[GOAL] The records below should be written out again, exactly.

● ● ●

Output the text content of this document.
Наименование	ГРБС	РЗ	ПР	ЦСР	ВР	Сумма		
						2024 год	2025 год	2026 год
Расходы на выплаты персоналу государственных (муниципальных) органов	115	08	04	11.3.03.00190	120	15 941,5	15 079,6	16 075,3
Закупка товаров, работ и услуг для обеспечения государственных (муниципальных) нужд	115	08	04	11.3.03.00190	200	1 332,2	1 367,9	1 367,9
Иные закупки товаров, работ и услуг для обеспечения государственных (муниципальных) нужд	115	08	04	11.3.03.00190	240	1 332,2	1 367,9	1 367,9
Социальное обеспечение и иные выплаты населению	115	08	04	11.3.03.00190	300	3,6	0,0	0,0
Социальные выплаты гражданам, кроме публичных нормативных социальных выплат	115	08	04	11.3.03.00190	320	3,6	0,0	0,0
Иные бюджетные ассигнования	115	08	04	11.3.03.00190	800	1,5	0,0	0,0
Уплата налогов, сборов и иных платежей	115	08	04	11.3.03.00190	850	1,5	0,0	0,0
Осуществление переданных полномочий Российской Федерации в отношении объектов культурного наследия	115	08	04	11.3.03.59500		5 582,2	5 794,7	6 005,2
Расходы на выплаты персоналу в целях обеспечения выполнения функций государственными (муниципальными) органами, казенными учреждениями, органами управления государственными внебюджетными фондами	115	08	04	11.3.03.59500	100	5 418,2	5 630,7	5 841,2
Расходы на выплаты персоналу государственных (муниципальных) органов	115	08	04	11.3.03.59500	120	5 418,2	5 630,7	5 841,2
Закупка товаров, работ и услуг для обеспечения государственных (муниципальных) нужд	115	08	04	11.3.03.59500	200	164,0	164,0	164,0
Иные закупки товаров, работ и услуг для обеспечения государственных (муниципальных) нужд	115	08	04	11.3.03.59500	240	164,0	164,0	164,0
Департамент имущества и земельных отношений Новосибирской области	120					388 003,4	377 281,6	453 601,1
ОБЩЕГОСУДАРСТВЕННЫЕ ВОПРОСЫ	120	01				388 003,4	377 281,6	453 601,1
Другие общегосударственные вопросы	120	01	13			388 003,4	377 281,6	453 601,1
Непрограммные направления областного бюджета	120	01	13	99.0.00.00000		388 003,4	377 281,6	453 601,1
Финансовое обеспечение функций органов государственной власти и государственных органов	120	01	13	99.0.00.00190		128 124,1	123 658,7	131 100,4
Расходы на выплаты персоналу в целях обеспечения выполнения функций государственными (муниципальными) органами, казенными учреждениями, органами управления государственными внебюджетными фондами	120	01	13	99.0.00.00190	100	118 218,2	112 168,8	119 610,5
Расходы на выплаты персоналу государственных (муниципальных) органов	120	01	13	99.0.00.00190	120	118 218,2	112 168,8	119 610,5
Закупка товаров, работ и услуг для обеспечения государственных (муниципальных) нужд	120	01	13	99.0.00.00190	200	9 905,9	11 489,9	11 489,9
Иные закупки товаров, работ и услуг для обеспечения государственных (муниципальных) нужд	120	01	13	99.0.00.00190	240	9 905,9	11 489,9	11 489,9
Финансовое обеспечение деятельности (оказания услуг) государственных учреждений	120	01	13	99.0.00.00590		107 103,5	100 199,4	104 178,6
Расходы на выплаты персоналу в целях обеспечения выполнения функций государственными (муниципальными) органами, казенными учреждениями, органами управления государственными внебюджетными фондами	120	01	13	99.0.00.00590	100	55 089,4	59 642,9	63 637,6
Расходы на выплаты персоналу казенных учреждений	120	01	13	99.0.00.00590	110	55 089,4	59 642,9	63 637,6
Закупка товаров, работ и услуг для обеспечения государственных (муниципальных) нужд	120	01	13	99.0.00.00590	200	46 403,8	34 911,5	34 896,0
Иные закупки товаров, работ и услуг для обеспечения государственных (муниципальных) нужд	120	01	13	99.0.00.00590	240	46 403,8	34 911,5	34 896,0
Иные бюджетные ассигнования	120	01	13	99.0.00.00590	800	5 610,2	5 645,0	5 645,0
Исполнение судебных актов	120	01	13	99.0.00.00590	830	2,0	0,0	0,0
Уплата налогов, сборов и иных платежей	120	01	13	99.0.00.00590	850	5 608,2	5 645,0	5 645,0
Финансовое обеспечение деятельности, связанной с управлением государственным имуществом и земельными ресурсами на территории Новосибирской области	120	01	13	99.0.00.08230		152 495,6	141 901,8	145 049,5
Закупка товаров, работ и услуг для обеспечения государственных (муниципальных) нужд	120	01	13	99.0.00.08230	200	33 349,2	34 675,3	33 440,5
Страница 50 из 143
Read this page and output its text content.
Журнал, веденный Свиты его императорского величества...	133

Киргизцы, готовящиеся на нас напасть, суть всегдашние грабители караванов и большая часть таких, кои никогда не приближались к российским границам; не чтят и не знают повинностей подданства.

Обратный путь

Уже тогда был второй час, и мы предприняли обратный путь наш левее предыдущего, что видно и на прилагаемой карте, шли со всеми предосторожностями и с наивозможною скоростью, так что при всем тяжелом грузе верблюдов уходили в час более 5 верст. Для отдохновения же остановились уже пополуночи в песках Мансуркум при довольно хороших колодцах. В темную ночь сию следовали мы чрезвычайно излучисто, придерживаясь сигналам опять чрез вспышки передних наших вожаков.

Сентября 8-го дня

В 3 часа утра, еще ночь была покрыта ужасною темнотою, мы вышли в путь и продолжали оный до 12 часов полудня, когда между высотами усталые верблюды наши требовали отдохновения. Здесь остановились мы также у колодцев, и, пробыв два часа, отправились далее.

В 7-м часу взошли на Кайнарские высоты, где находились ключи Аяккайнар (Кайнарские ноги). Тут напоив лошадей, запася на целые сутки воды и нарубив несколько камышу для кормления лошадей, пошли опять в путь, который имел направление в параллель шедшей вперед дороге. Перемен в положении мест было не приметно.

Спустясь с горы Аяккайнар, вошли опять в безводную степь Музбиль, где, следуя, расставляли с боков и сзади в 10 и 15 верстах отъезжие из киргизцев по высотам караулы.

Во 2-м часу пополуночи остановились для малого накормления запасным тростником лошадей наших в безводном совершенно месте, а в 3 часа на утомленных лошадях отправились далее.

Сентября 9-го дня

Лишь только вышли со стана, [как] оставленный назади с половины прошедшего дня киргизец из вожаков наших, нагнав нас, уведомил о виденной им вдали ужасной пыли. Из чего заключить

● ● ●

[PROBLEM SOLUTION]
Output the text content of this document.
Наименование	ГРБС	РЗ	ПР	ЦСР	ВР	Сумма		
						2024 год	2025 год	2026 год
Расходы на выплаты персоналу государственных (муниципальных) органов	115	08	04	11.3.03.00190	120	15 941,5	15 079,6	16 075,3
Закупка товаров, работ и услуг для обеспечения государственных (муниципальных) нужд	115	08	04	11.3.03.00190	200	1 332,2	1 367,9	1 367,9
Иные закупки товаров, работ и услуг для обеспечения государственных (муниципальных) нужд	115	08	04	11.3.03.00190	240	1 332,2	1 367,9	1 367,9
Социальное обеспечение и иные выплаты населению	115	08	04	11.3.03.00190	300	3,6	0,0	0,0
Социальные выплаты гражданам, кроме публичных нормативных социальных выплат	115	08	04	11.3.03.00190	320	3,6	0,0	0,0
Иные бюджетные ассигнования	115	08	04	11.3.03.00190	800	1,5	0,0	0,0
Уплата налогов, сборов и иных платежей	115	08	04	11.3.03.00190	850	1,5	0,0	0,0
Осуществление переданных полномочий Российской Федерации в отношении объектов культурного наследия	115	08	04	11.3.03.59500		5 582,2	5 794,7	6 005,2
Расходы на выплаты персоналу в целях обеспечения выполнения функций государственными (муниципальными) органами, казенными учреждениями, органами управления государственными внебюджетными фондами	115	08	04	11.3.03.59500	100	5 418,2	5 630,7	5 841,2
Расходы на выплаты персоналу государственных (муниципальных) органов	115	08	04	11.3.03.59500	120	5 418,2	5 630,7	5 841,2
Закупка товаров, работ и услуг для обеспечения государственных (муниципальных) нужд	115	08	04	11.3.03.59500	200	164,0	164,0	164,0
Иные закупки товаров, работ и услуг для обеспечения государственных (муниципальных) нужд	115	08	04	11.3.03.59500	240	164,0	164,0	164,0
Департамент имущества и земельных отношений Новосибирской области	120					388 003,4	377 281,6	453 601,1
ОБЩЕГОСУДАРСТВЕННЫЕ ВОПРОСЫ	120	01				388 003,4	377 281,6	453 601,1
Другие общегосударственные вопросы	120	01	13			388 003,4	377 281,6	453 601,1
Непрограммные направления областного бюджета	120	01	13	99.0.00.00000		388 003,4	377 281,6	453 601,1
Финансовое обеспечение функций органов государственной власти и государственных органов	120	01	13	99.0.00.00190		128 124,1	123 658,7	131 100,4
Расходы на выплаты персоналу в целях обеспечения выполнения функций государственными (муниципальными) органами, казенными учреждениями, органами управления государственными внебюджетными фондами	120	01	13	99.0.00.00190	100	118 218,2	112 168,8	119 610,5
Расходы на выплаты персоналу государственных (муниципальных) органов	120	01	13	99.0.00.00190	120	118 218,2	112 168,8	119 610,5
Закупка товаров, работ и услуг для обеспечения государственных (муниципальных) нужд	120	01	13	99.0.00.00190	200	9 905,9	11 489,9	11 489,9
Иные закупки товаров, работ и услуг для обеспечения государственных (муниципальных) нужд	120	01	13	99.0.00.00190	240	9 905,9	11 489,9	11 489,9
Финансовое обеспечение деятельности (оказания услуг) государственных учреждений	120	01	13	99.0.00.00590		107 103,5	100 199,4	104 178,6
Расходы на выплаты персоналу в целях обеспечения выполнения функций государственными (муниципальными) органами, казенными учреждениями, органами управления государственными внебюджетными фондами	120	01	13	99.0.00.00590	100	55 089,4	59 642,9	63 637,6
Расходы на выплаты персоналу казенных учреждений	120	01	13	99.0.00.00590	110	55 089,4	59 642,9	63 637,6
Закупка товаров, работ и услуг для обеспечения государственных (муниципальных) нужд	120	01	13	99.0.00.00590	200	46 403,8	34 911,5	34 896,0
Иные закупки товаров, работ и услуг для обеспечения государственных (муниципальных) нужд	120	01	13	99.0.00.00590	240	46 403,8	34 911,5	34 896,0
Иные бюджетные ассигнования	120	01	13	99.0.00.00590	800	5 610,2	5 645,0	5 645,0
Исполнение судебных актов	120	01	13	99.0.00.00590	830	2,0	0,0	0,0
Уплата налогов, сборов и иных платежей	120	01	13	99.0.00.00590	850	5 608,2	5 645,0	5 645,0
Финансовое обеспечение деятельности, связанной с управлением государственным имуществом и земельными ресурсами на территории Новосибирской области	120	01	13	99.0.00.08230		152 495,6	141 901,8	145 049,5
Закупка товаров, работ и услуг для обеспечения государственных (муниципальных) нужд	120	01	13	99.0.00.08230	200	33 349,2	34 675,3	33 440,5
Страница 50 из 143
Read this page and output its text content.
Журнал, веденный Свиты его императорского величества...	133

Киргизцы, готовящиеся на нас напасть, суть всегдашние грабители караванов и большая часть таких, кои никогда не приближались к российским границам; не чтят и не знают повинностей подданства.

Обратный путь

Уже тогда был второй час, и мы предприняли обратный путь наш левее предыдущего, что видно и на прилагаемой карте, шли со всеми предосторожностями и с наивозможною скоростью, так что при всем тяжелом грузе верблюдов уходили в час более 5 верст. Для отдохновения же остановились уже пополуночи в песках Мансуркум при довольно хороших колодцах. В темную ночь сию следовали мы чрезвычайно излучисто, придерживаясь сигналам опять чрез вспышки передних наших вожаков.

Сентября 8-го дня

В 3 часа утра, еще ночь была покрыта ужасною темнотою, мы вышли в путь и продолжали оный до 12 часов полудня, когда между высотами усталые верблюды наши требовали отдохновения. Здесь остановились мы также у колодцев, и, пробыв два часа, отправились далее.

В 7-м часу взошли на Кайнарские высоты, где находились ключи Аяккайнар (Кайнарские ноги). Тут напоив лошадей, запася на целые сутки воды и нарубив несколько камышу для кормления лошадей, пошли опять в путь, который имел направление в параллель шедшей вперед дороге. Перемен в положении мест было не приметно.

Спустясь с горы Аяккайнар, вошли опять в безводную степь Музбиль, где, следуя, расставляли с боков и сзади в 10 и 15 верстах отъезжие из киргизцев по высотам караулы.

Во 2-м часу пополуночи остановились для малого накормления запасным тростником лошадей наших в безводном совершенно месте, а в 3 часа на утомленных лошадях отправились далее.

Сентября 9-го дня

Лишь только вышли со стана, [как] оставленный назади с половины прошедшего дня киргизец из вожаков наших, нагнав нас, уведомил о виденной им вдали ужасной пыли. Из чего заключить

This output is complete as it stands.